- _TASK INSTRUCTIONS_
Switch every "detection-point" to "data-point" in the entries, beginning at the line that has "Output each element" and stopping after the line that has "detection-point [137,286,145,295]". Output only those lines, otherwise unchanged, and leave out the picture.

- _DATASET EXCERPTS_
>> begin

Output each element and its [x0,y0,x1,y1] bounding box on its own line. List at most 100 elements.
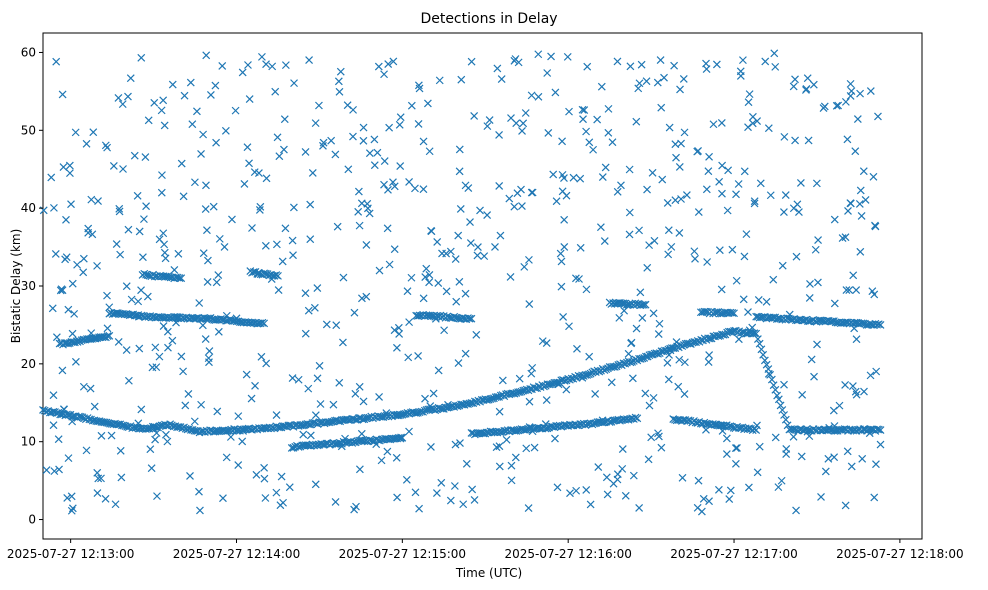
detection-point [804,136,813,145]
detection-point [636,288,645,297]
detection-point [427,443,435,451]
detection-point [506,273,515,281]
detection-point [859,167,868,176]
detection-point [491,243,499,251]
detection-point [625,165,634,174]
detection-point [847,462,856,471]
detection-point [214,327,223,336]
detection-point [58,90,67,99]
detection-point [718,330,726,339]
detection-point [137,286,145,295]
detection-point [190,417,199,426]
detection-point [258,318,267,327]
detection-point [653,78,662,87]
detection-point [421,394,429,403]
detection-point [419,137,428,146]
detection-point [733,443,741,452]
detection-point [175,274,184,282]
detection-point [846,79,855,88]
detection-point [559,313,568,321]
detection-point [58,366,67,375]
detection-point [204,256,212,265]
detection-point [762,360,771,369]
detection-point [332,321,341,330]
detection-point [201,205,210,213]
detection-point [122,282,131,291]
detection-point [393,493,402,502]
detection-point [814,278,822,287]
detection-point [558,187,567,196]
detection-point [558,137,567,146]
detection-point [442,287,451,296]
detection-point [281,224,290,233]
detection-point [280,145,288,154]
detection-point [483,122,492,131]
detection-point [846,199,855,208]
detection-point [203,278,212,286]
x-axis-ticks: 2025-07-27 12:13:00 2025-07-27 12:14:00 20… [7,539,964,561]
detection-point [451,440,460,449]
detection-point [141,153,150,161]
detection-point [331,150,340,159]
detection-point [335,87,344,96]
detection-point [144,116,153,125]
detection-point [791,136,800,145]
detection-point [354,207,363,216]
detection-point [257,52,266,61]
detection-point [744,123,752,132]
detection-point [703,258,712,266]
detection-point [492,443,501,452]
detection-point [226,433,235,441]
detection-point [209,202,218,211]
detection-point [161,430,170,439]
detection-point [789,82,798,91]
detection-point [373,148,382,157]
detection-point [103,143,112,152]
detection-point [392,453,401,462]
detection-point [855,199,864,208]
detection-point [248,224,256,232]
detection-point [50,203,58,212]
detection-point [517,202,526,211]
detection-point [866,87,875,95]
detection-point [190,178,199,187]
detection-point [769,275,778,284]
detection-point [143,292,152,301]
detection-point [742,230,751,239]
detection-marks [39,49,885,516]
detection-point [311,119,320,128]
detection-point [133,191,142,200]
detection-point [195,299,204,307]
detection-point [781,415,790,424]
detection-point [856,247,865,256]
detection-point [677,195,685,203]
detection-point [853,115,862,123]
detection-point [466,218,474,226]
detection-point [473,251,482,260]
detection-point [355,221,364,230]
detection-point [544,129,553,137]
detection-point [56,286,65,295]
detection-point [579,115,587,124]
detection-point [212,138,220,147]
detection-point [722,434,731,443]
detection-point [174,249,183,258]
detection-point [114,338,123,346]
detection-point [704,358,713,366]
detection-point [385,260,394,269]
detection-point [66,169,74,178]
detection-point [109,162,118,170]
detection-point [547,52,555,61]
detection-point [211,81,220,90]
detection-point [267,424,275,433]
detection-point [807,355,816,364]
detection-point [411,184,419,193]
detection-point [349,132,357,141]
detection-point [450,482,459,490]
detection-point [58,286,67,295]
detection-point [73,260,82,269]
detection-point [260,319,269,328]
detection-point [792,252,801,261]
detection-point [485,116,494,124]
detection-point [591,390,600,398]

>> end
>> begin

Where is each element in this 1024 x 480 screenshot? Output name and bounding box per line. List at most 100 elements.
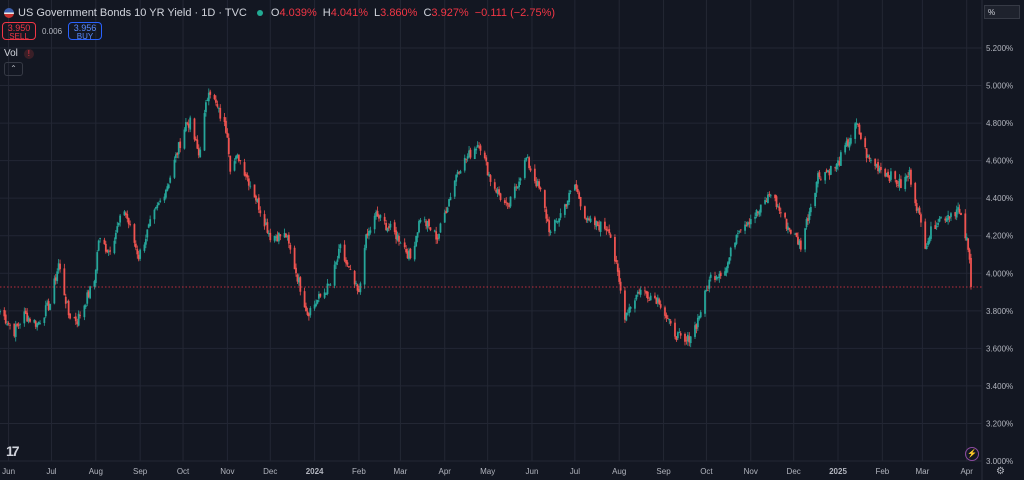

>> end

- _TASK SOLUTION_
Output each element and its [x0,y0,x1,y1] bounding box on its own line. List at most 100 elements.
data-point [804,136,813,145]
data-point [636,288,645,297]
data-point [427,443,435,451]
data-point [506,273,515,281]
data-point [859,167,868,176]
data-point [491,243,499,251]
data-point [625,165,634,174]
data-point [847,462,856,471]
data-point [214,327,223,336]
data-point [58,90,67,99]
data-point [718,330,726,339]
data-point [137,286,145,295]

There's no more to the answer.